§ **SET TASK**
Count how many lines in the material below hold the word "Constitución"; the reply is that number alone.

[Collected data entries]
------------------------------------------------------------

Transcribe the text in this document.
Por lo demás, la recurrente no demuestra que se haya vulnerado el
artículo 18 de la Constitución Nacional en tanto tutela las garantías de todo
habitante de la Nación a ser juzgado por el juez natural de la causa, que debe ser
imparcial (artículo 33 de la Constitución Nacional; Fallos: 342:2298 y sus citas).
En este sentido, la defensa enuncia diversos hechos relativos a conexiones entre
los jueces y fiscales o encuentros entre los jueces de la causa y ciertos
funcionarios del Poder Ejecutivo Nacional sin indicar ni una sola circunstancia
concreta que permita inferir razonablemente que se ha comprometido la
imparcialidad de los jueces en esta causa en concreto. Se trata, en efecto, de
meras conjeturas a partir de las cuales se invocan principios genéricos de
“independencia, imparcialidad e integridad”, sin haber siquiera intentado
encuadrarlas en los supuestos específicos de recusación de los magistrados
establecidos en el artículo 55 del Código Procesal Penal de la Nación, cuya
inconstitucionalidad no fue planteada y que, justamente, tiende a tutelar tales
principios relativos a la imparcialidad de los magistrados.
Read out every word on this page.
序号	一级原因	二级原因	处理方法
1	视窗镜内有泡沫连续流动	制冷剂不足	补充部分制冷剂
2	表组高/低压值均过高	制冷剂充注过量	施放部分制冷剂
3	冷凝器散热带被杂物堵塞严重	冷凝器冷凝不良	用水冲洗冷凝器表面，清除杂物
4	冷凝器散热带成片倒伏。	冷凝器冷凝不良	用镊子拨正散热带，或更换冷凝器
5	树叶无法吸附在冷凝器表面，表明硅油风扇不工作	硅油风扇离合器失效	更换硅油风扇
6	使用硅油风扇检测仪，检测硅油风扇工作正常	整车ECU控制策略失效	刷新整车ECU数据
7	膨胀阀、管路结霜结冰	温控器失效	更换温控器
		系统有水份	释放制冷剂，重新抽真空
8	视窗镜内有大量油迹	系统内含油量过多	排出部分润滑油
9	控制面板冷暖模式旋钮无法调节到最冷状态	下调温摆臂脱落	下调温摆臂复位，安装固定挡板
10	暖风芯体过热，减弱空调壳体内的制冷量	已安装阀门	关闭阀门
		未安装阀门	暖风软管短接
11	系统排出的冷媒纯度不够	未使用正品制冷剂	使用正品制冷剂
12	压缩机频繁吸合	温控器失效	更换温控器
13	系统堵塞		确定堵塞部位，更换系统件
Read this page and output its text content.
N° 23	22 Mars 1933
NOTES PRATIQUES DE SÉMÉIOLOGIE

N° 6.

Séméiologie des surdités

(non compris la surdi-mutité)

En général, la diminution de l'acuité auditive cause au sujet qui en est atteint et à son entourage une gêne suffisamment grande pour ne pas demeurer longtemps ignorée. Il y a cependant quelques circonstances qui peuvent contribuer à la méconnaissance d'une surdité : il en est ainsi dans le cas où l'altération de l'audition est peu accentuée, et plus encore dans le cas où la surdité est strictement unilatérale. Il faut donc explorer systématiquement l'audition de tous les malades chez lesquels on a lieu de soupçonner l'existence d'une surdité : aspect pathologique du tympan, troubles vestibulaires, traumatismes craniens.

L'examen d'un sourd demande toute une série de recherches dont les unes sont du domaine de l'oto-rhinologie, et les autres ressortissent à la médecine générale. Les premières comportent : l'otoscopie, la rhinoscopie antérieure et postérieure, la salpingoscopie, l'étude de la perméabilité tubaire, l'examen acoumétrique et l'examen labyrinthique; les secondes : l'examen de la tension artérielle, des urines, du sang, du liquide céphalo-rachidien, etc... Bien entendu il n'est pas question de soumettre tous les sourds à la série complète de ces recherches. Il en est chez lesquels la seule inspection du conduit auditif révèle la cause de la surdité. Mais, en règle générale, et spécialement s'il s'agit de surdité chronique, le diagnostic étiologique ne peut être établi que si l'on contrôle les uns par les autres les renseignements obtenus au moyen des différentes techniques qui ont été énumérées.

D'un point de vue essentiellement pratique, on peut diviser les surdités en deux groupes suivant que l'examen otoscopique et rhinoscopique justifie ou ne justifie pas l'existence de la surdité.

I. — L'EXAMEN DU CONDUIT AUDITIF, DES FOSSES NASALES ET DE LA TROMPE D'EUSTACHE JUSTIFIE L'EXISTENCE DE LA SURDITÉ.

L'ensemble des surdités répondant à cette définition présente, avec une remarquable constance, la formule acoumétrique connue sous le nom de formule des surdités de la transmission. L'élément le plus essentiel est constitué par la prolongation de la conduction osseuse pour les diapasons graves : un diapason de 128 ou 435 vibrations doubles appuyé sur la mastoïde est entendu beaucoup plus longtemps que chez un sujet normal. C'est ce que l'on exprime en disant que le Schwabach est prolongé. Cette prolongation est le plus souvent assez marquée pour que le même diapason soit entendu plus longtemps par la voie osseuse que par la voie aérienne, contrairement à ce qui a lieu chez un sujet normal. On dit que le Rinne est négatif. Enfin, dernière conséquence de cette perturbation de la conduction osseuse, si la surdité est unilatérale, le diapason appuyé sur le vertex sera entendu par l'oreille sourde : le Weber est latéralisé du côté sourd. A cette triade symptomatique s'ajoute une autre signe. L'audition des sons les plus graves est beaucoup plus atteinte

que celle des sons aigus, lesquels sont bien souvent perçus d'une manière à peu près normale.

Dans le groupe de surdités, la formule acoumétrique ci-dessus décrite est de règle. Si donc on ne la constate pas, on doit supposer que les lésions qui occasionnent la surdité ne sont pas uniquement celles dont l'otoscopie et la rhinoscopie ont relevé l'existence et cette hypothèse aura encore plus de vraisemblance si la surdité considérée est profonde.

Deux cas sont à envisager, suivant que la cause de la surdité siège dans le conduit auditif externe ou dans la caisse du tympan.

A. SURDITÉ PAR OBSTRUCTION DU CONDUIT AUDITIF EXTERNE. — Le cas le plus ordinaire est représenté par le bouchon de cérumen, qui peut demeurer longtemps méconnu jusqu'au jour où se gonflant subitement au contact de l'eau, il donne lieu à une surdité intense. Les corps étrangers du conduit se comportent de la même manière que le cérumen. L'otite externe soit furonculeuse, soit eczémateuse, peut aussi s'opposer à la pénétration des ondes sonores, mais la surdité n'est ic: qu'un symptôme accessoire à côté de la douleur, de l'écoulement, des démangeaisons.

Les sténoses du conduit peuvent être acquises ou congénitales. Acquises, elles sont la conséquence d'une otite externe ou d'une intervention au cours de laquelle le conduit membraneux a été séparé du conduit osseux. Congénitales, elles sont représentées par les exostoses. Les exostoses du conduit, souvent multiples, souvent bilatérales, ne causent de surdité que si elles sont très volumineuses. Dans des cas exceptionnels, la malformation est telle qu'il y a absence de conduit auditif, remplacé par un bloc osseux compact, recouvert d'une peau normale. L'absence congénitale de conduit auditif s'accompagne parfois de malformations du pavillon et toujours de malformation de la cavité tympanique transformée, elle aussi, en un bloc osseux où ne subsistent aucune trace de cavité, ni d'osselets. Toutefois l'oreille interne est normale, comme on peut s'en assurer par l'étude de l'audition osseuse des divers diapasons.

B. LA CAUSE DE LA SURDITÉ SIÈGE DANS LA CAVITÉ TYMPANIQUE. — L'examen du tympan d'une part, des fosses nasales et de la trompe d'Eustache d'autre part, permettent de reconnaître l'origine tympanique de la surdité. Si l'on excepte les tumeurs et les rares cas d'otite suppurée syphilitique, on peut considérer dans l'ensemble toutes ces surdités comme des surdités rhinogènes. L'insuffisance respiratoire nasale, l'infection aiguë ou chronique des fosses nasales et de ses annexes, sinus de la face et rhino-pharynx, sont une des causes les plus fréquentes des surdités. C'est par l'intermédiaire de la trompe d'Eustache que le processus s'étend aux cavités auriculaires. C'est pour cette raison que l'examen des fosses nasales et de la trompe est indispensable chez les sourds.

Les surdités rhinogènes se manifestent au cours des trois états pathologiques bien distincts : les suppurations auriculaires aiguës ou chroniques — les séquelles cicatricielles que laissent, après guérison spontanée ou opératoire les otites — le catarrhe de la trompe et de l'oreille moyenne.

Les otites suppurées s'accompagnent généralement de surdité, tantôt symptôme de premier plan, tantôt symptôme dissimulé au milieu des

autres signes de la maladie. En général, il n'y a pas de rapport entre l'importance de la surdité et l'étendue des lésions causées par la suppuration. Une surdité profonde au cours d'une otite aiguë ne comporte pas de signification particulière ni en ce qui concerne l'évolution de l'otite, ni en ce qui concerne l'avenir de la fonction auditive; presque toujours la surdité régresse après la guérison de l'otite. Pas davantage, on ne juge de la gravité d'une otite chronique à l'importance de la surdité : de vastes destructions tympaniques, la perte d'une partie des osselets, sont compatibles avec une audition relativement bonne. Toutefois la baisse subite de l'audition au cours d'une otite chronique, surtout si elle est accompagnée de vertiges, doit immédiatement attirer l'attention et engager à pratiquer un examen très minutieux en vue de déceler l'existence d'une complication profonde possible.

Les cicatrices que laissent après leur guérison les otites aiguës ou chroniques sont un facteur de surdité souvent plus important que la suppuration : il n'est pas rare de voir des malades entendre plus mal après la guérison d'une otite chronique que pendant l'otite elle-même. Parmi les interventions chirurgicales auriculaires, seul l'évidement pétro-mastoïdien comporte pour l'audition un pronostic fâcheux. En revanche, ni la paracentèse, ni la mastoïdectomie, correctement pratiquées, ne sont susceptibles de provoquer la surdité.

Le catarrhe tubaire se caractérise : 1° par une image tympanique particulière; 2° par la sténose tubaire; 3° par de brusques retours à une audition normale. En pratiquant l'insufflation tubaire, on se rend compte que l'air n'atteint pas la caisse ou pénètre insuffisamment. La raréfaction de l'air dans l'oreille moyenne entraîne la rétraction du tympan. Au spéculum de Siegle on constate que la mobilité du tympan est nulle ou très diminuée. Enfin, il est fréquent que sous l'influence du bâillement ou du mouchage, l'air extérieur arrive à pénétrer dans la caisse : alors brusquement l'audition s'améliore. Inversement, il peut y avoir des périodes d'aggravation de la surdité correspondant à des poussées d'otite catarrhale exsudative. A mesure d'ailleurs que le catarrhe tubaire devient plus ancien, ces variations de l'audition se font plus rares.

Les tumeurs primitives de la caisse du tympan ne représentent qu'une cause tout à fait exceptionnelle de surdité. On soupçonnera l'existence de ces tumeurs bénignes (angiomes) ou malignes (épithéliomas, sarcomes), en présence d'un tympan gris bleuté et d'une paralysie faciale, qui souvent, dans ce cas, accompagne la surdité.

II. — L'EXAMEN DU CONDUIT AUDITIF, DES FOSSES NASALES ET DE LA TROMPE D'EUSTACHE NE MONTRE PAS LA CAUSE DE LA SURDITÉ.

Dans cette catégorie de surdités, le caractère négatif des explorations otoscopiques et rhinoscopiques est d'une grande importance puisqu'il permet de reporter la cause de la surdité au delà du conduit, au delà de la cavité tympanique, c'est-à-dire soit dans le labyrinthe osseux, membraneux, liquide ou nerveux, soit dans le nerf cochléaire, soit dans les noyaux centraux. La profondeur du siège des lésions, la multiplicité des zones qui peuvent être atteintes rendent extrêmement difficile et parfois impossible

------------------------------------------------------------

§ **WRITTEN REPLY**
2